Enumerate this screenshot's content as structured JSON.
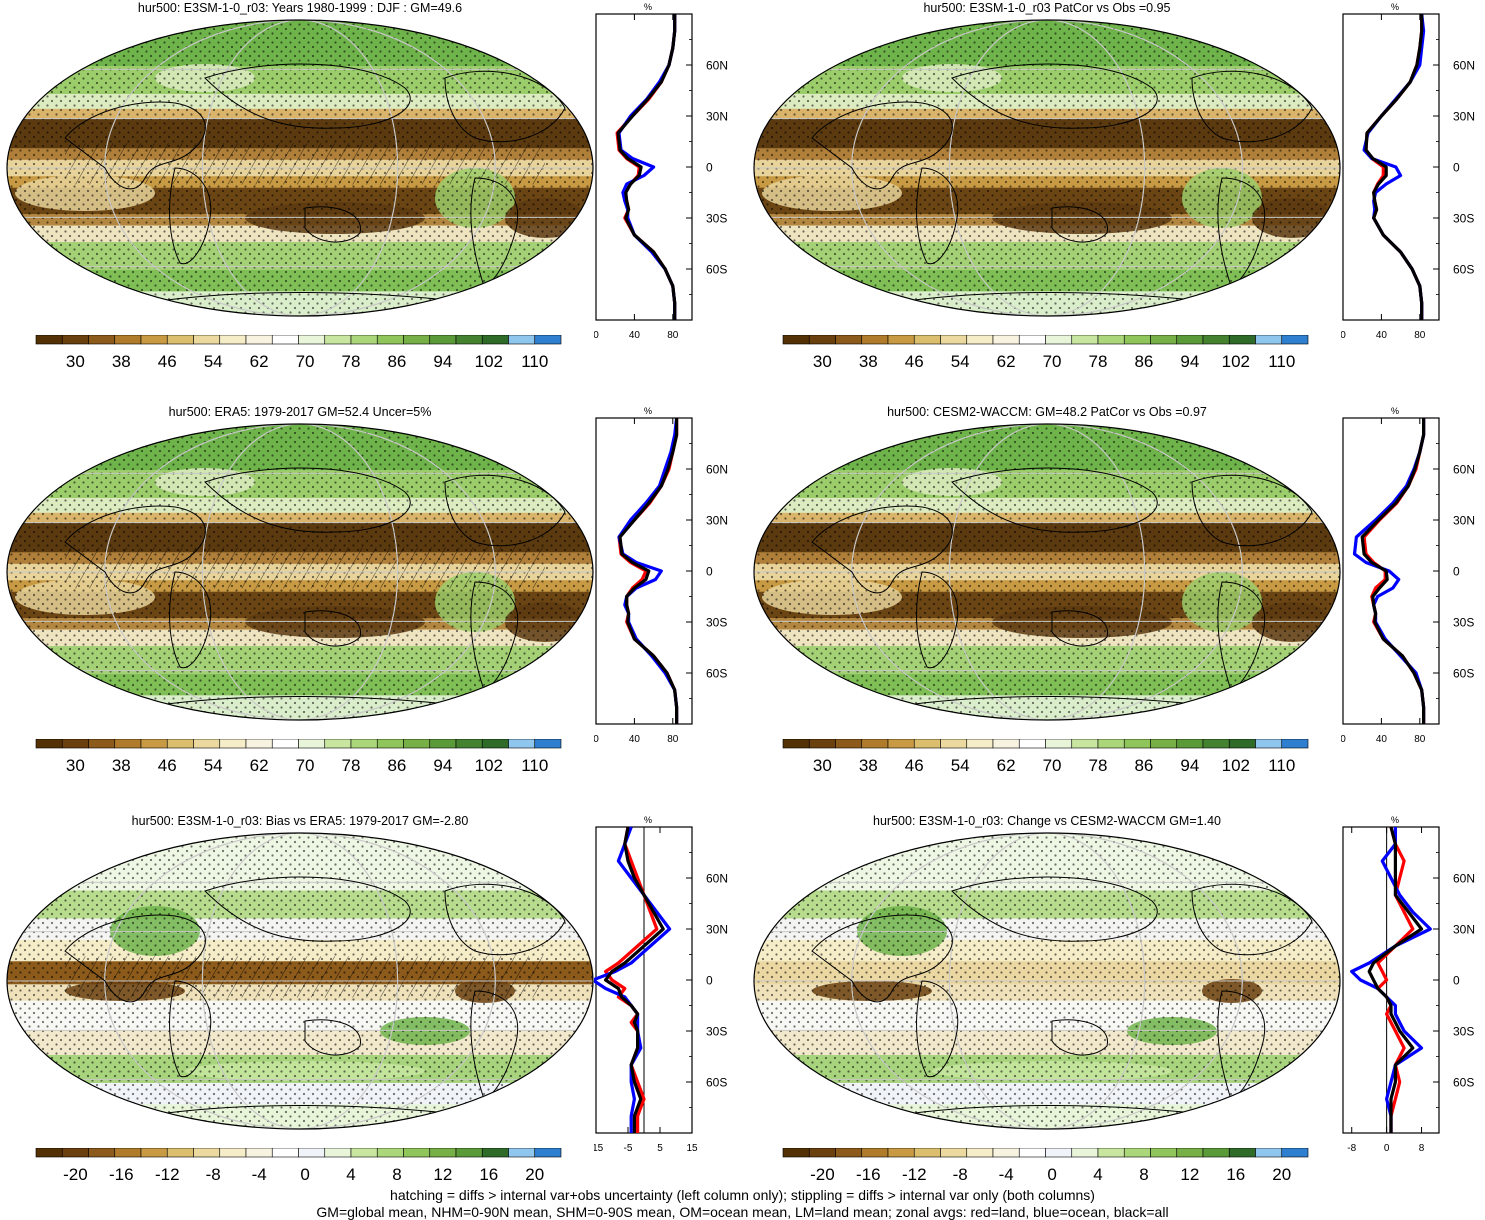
{
  "footer": {
    "line1": "hatching = diffs > internal var+obs uncertainty (left column only); stippling = diffs > internal var only (both columns)",
    "line2": "GM=global mean, NHM=0-90N mean, SHM=0-90S mean, OM=ocean mean, LM=land mean; zonal avgs: red=land, blue=ocean, black=all"
  },
  "colors": {
    "land": "#ff0000",
    "ocean": "#0000ff",
    "all": "#000000"
  },
  "colorbars": {
    "abs": {
      "colors": [
        "#543005",
        "#6b400f",
        "#8c5a1a",
        "#b07c2c",
        "#c79a43",
        "#dcbf6e",
        "#ebd9a0",
        "#f5ecc8",
        "#f8f3e0",
        "#ffffff",
        "#e8f5d9",
        "#c8e6a0",
        "#abd67a",
        "#8fc55b",
        "#76b047",
        "#5b9a39",
        "#448230",
        "#2e6a28",
        "#8ec6ee",
        "#2e7fd0"
      ],
      "labels": [
        "30",
        "38",
        "46",
        "54",
        "62",
        "70",
        "78",
        "86",
        "94",
        "102",
        "110"
      ]
    },
    "diff": {
      "colors": [
        "#543005",
        "#6b400f",
        "#8c5a1a",
        "#b07c2c",
        "#c79a43",
        "#dcbf6e",
        "#ebd9a0",
        "#f5ecc8",
        "#f8f3e0",
        "#ffffff",
        "#f0f4f8",
        "#e8f5d9",
        "#c8e6a0",
        "#abd67a",
        "#8fc55b",
        "#76b047",
        "#5b9a39",
        "#2e6a28",
        "#8ec6ee",
        "#2e7fd0"
      ],
      "labels": [
        "-20",
        "-16",
        "-12",
        "-8",
        "-4",
        "0",
        "4",
        "8",
        "12",
        "16",
        "20"
      ]
    }
  },
  "panels": [
    {
      "title": "hur500: E3SM-1-0_r03: Years 1980-1999 : DJF : GM=49.6",
      "kind": "abs",
      "hatch": true
    },
    {
      "title": "hur500: E3SM-1-0_r03 PatCor vs Obs =0.95",
      "kind": "abs",
      "hatch": false
    },
    {
      "title": "hur500: ERA5: 1979-2017 GM=52.4 Uncer=5%",
      "kind": "abs",
      "hatch": true
    },
    {
      "title": "hur500: CESM2-WACCM: GM=48.2 PatCor vs Obs =0.97",
      "kind": "abs",
      "hatch": false
    },
    {
      "title": "hur500: E3SM-1-0_r03: Bias vs ERA5: 1979-2017 GM=-2.80",
      "kind": "diff",
      "hatch": true
    },
    {
      "title": "hur500: E3SM-1-0_r03: Change vs CESM2-WACCM GM=1.40",
      "kind": "diff",
      "hatch": false
    }
  ],
  "chart_data": [
    {
      "type": "line",
      "title": "%",
      "lat_ticks": [
        "60N",
        "30N",
        "0",
        "30S",
        "60S"
      ],
      "xticks": [
        "0",
        "40",
        "80"
      ],
      "xlim": [
        0,
        100
      ],
      "ylim": [
        -90,
        90
      ],
      "series": [
        {
          "lat": [
            90,
            80,
            70,
            60,
            50,
            40,
            30,
            20,
            10,
            5,
            0,
            -5,
            -10,
            -15,
            -20,
            -25,
            -30,
            -40,
            -50,
            -60,
            -70,
            -80,
            -90
          ],
          "values": [
            82,
            82,
            80,
            76,
            68,
            55,
            38,
            22,
            24,
            32,
            45,
            44,
            36,
            30,
            32,
            34,
            30,
            40,
            60,
            72,
            80,
            82,
            82
          ]
        },
        {
          "lat": [
            90,
            80,
            70,
            60,
            50,
            40,
            30,
            20,
            10,
            5,
            0,
            -5,
            -10,
            -15,
            -20,
            -25,
            -30,
            -40,
            -50,
            -60,
            -70,
            -80,
            -90
          ],
          "values": [
            82,
            82,
            80,
            76,
            66,
            53,
            36,
            24,
            26,
            38,
            60,
            50,
            32,
            28,
            30,
            33,
            33,
            40,
            58,
            72,
            80,
            82,
            82
          ]
        },
        {
          "lat": [
            90,
            80,
            70,
            60,
            50,
            40,
            30,
            20,
            10,
            5,
            0,
            -5,
            -10,
            -15,
            -20,
            -25,
            -30,
            -40,
            -50,
            -60,
            -70,
            -80,
            -90
          ],
          "values": [
            82,
            82,
            80,
            76,
            68,
            54,
            38,
            23,
            25,
            33,
            47,
            45,
            36,
            31,
            32,
            34,
            31,
            40,
            60,
            72,
            80,
            82,
            82
          ]
        }
      ]
    },
    {
      "type": "line",
      "title": "%",
      "lat_ticks": [
        "60N",
        "30N",
        "0",
        "30S",
        "60S"
      ],
      "xticks": [
        "0",
        "40",
        "80"
      ],
      "xlim": [
        0,
        100
      ],
      "ylim": [
        -90,
        90
      ],
      "series": [
        {
          "lat": [
            90,
            80,
            70,
            60,
            50,
            40,
            30,
            20,
            10,
            5,
            0,
            -5,
            -10,
            -15,
            -20,
            -25,
            -30,
            -40,
            -50,
            -60,
            -70,
            -80,
            -90
          ],
          "values": [
            82,
            82,
            80,
            77,
            70,
            56,
            40,
            25,
            24,
            30,
            42,
            42,
            36,
            32,
            33,
            35,
            32,
            42,
            60,
            72,
            80,
            82,
            82
          ]
        },
        {
          "lat": [
            90,
            80,
            70,
            60,
            50,
            40,
            30,
            20,
            10,
            5,
            0,
            -5,
            -10,
            -15,
            -20,
            -25,
            -30,
            -40,
            -50,
            -60,
            -70,
            -80,
            -90
          ],
          "values": [
            82,
            84,
            82,
            80,
            70,
            55,
            40,
            26,
            22,
            30,
            55,
            60,
            45,
            34,
            32,
            33,
            32,
            42,
            60,
            72,
            80,
            82,
            82
          ]
        },
        {
          "lat": [
            90,
            80,
            70,
            60,
            50,
            40,
            30,
            20,
            10,
            5,
            0,
            -5,
            -10,
            -15,
            -20,
            -25,
            -30,
            -40,
            -50,
            -60,
            -70,
            -80,
            -90
          ],
          "values": [
            82,
            82,
            80,
            77,
            70,
            56,
            40,
            25,
            24,
            31,
            45,
            45,
            37,
            32,
            33,
            35,
            32,
            42,
            60,
            72,
            80,
            82,
            82
          ]
        }
      ]
    },
    {
      "type": "line",
      "title": "%",
      "lat_ticks": [
        "60N",
        "30N",
        "0",
        "30S",
        "60S"
      ],
      "xticks": [
        "0",
        "40",
        "80"
      ],
      "xlim": [
        0,
        100
      ],
      "ylim": [
        -90,
        90
      ],
      "series": [
        {
          "lat": [
            90,
            80,
            70,
            60,
            50,
            40,
            30,
            20,
            10,
            5,
            0,
            -5,
            -10,
            -15,
            -20,
            -25,
            -30,
            -40,
            -50,
            -60,
            -70,
            -80,
            -90
          ],
          "values": [
            84,
            84,
            80,
            76,
            68,
            56,
            40,
            24,
            26,
            36,
            52,
            48,
            38,
            32,
            32,
            34,
            32,
            40,
            60,
            74,
            82,
            84,
            84
          ]
        },
        {
          "lat": [
            90,
            80,
            70,
            60,
            50,
            40,
            30,
            20,
            10,
            5,
            0,
            -5,
            -10,
            -15,
            -20,
            -25,
            -30,
            -40,
            -50,
            -60,
            -70,
            -80,
            -90
          ],
          "values": [
            84,
            82,
            78,
            72,
            66,
            52,
            36,
            24,
            28,
            42,
            68,
            62,
            42,
            32,
            30,
            34,
            34,
            42,
            58,
            72,
            82,
            84,
            84
          ]
        },
        {
          "lat": [
            90,
            80,
            70,
            60,
            50,
            40,
            30,
            20,
            10,
            5,
            0,
            -5,
            -10,
            -15,
            -20,
            -25,
            -30,
            -40,
            -50,
            -60,
            -70,
            -80,
            -90
          ],
          "values": [
            84,
            84,
            80,
            75,
            68,
            55,
            40,
            25,
            27,
            38,
            55,
            52,
            40,
            32,
            32,
            34,
            33,
            40,
            60,
            74,
            82,
            84,
            84
          ]
        }
      ]
    },
    {
      "type": "line",
      "title": "%",
      "lat_ticks": [
        "60N",
        "30N",
        "0",
        "30S",
        "60S"
      ],
      "xticks": [
        "0",
        "40",
        "80"
      ],
      "xlim": [
        0,
        100
      ],
      "ylim": [
        -90,
        90
      ],
      "series": [
        {
          "lat": [
            90,
            80,
            70,
            60,
            50,
            40,
            30,
            20,
            10,
            5,
            0,
            -5,
            -10,
            -15,
            -20,
            -25,
            -30,
            -40,
            -50,
            -60,
            -70,
            -80,
            -90
          ],
          "values": [
            84,
            84,
            80,
            76,
            68,
            56,
            38,
            22,
            24,
            32,
            44,
            44,
            34,
            30,
            32,
            34,
            32,
            42,
            62,
            74,
            82,
            84,
            84
          ]
        },
        {
          "lat": [
            90,
            80,
            70,
            60,
            50,
            40,
            30,
            20,
            10,
            5,
            0,
            -5,
            -10,
            -15,
            -20,
            -25,
            -30,
            -40,
            -50,
            -60,
            -70,
            -80,
            -90
          ],
          "values": [
            84,
            84,
            80,
            74,
            66,
            52,
            34,
            14,
            12,
            24,
            48,
            58,
            52,
            36,
            32,
            34,
            34,
            44,
            60,
            76,
            82,
            84,
            84
          ]
        },
        {
          "lat": [
            90,
            80,
            70,
            60,
            50,
            40,
            30,
            20,
            10,
            5,
            0,
            -5,
            -10,
            -15,
            -20,
            -25,
            -30,
            -40,
            -50,
            -60,
            -70,
            -80,
            -90
          ],
          "values": [
            84,
            84,
            80,
            75,
            68,
            55,
            37,
            20,
            22,
            30,
            45,
            46,
            38,
            31,
            32,
            34,
            33,
            42,
            62,
            74,
            82,
            84,
            84
          ]
        }
      ]
    },
    {
      "type": "line",
      "title": "%",
      "lat_ticks": [
        "60N",
        "30N",
        "0",
        "30S",
        "60S"
      ],
      "xticks": [
        "-15",
        "-5",
        "5",
        "15"
      ],
      "xlim": [
        -15,
        15
      ],
      "ylim": [
        -90,
        90
      ],
      "series": [
        {
          "lat": [
            90,
            80,
            70,
            60,
            50,
            40,
            30,
            20,
            10,
            5,
            0,
            -5,
            -10,
            -15,
            -20,
            -25,
            -30,
            -40,
            -50,
            -60,
            -70,
            -80,
            -90
          ],
          "values": [
            -5,
            -6,
            -4,
            -2,
            0,
            2,
            4,
            -2,
            -8,
            -12,
            -10,
            -6,
            -8,
            -4,
            -2,
            -4,
            -2,
            -2,
            -4,
            -2,
            0,
            -2,
            -2
          ]
        },
        {
          "lat": [
            90,
            80,
            70,
            60,
            50,
            40,
            30,
            20,
            10,
            5,
            0,
            -5,
            -10,
            -15,
            -20,
            -25,
            -30,
            -40,
            -50,
            -60,
            -70,
            -80,
            -90
          ],
          "values": [
            -4,
            -6,
            -8,
            -4,
            0,
            4,
            8,
            2,
            -4,
            -9,
            -16,
            -12,
            -6,
            -4,
            -2,
            -2,
            -2,
            -1,
            -4,
            -4,
            -3,
            -4,
            -4
          ]
        },
        {
          "lat": [
            90,
            80,
            70,
            60,
            50,
            40,
            30,
            20,
            10,
            5,
            0,
            -5,
            -10,
            -15,
            -20,
            -25,
            -30,
            -40,
            -50,
            -60,
            -70,
            -80,
            -90
          ],
          "values": [
            -5,
            -6,
            -5,
            -3,
            0,
            3,
            6,
            0,
            -6,
            -10,
            -12,
            -8,
            -7,
            -4,
            -2,
            -3,
            -2,
            -2,
            -4,
            -3,
            -1,
            -3,
            -3
          ]
        }
      ]
    },
    {
      "type": "line",
      "title": "%",
      "lat_ticks": [
        "60N",
        "30N",
        "0",
        "30S",
        "60S"
      ],
      "xticks": [
        "-8",
        "0",
        "8"
      ],
      "xlim": [
        -10,
        12
      ],
      "ylim": [
        -90,
        90
      ],
      "series": [
        {
          "lat": [
            90,
            80,
            70,
            60,
            50,
            40,
            30,
            20,
            10,
            5,
            0,
            -5,
            -10,
            -15,
            -20,
            -25,
            -30,
            -40,
            -50,
            -60,
            -70,
            -80,
            -90
          ],
          "values": [
            1,
            2,
            4,
            3,
            2,
            4,
            6,
            2,
            -2,
            -1,
            0,
            -2,
            0,
            1,
            0,
            1,
            2,
            4,
            2,
            3,
            2,
            1,
            1
          ]
        },
        {
          "lat": [
            90,
            80,
            70,
            60,
            50,
            40,
            30,
            20,
            10,
            5,
            0,
            -5,
            -10,
            -15,
            -20,
            -25,
            -30,
            -40,
            -50,
            -60,
            -70,
            -80,
            -90
          ],
          "values": [
            2,
            2,
            -1,
            1,
            3,
            6,
            10,
            2,
            -4,
            -8,
            -6,
            -2,
            0,
            2,
            2,
            3,
            4,
            8,
            2,
            1,
            0,
            1,
            1
          ]
        },
        {
          "lat": [
            90,
            80,
            70,
            60,
            50,
            40,
            30,
            20,
            10,
            5,
            0,
            -5,
            -10,
            -15,
            -20,
            -25,
            -30,
            -40,
            -50,
            -60,
            -70,
            -80,
            -90
          ],
          "values": [
            1,
            2,
            2,
            2,
            2,
            5,
            8,
            2,
            -3,
            -4,
            -3,
            -2,
            0,
            1,
            1,
            2,
            3,
            6,
            2,
            2,
            1,
            1,
            1
          ]
        }
      ]
    }
  ]
}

EXERCISE GOAL - Say how many lines contain the string "WACCM", giving nothing but the count.

RESPONSE TO THE TASK - 2